Transcribe each line of the material as it is, and drop any picture.
========================
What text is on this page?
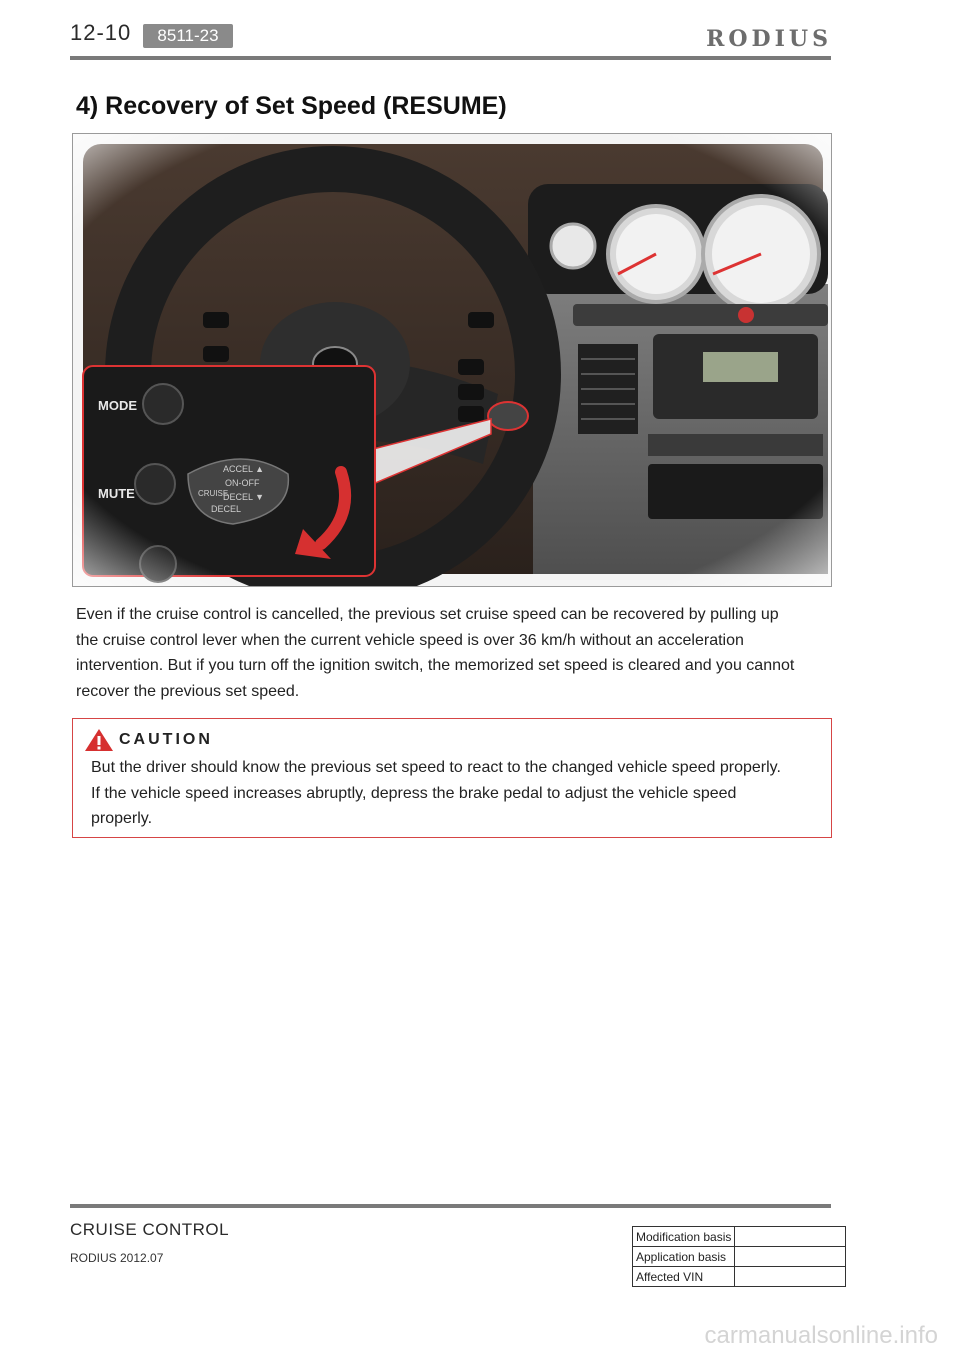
12-10	8511-23	RODIUS
4) Recovery of Set Speed (RESUME)
Even if the cruise control is cancelled, the previous set cruise speed can be recovered by pulling up the cruise control lever when the current vehicle speed is over 36 km/h without an acceleration intervention. But if you turn off the ignition switch, the memorized set speed is cleared and you cannot recover the previous set speed.
CAUTION
But the driver should know the previous set speed to react to the changed vehicle speed properly. If the vehicle speed increases abruptly, depress the brake pedal to adjust the vehicle speed properly.
CRUISE CONTROL
RODIUS 2012.07
Modification basis	
Application basis	
Affected VIN	
carmanualsonline.info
========================
▶ Task result:
What text is on this page?
12-10	8511-23	RODIUS
4) Recovery of Set Speed (RESUME)
Even if the cruise control is cancelled, the previous set cruise speed can be recovered by pulling up the cruise control lever when the current vehicle speed is over 36 km/h without an acceleration intervention. But if you turn off the ignition switch, the memorized set speed is cleared and you cannot recover the previous set speed.
CAUTION
But the driver should know the previous set speed to react to the changed vehicle speed properly. If the vehicle speed increases abruptly, depress the brake pedal to adjust the vehicle speed properly.
CRUISE CONTROL
RODIUS 2012.07
Modification basis	
Application basis	
Affected VIN	
carmanualsonline.info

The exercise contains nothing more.